■ Requirements ■
Exactly reproduce each line of the listing that follows.

■ Task inputs ■
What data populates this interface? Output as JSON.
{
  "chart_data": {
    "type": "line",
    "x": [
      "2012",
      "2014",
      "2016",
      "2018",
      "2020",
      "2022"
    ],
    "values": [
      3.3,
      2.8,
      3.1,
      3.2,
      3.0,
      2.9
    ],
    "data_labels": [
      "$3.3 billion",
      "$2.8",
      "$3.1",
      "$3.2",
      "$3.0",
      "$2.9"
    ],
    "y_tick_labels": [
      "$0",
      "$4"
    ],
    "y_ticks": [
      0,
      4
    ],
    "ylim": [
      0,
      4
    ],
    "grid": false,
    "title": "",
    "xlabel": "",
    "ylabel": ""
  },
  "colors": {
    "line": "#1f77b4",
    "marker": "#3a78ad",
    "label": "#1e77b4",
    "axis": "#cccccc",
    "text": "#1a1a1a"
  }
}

■ Correct response ■
What data populates this interface? Output as JSON.
{
  "chart_data": {
    "type": "line",
    "x": [
      "2012",
      "2014",
      "2016",
      "2018",
      "2020",
      "2022"
    ],
    "values": [
      3.3,
      2.8,
      3.1,
      3.2,
      3.0,
      2.9
    ],
    "data_labels": [
      "$3.3 billion",
      "$2.8",
      "$3.1",
      "$3.2",
      "$3.0",
      "$2.9"
    ],
    "y_tick_labels": [
      "$0",
      "$4"
    ],
    "y_ticks": [
      0,
      4
    ],
    "ylim": [
      0,
      4
    ],
    "grid": false,
    "title": "",
    "xlabel": "",
    "ylabel": ""
  },
  "colors": {
    "line": "#1f77b4",
    "marker": "#3a78ad",
    "label": "#1e77b4",
    "axis": "#cccccc",
    "text": "#1a1a1a"
  }
}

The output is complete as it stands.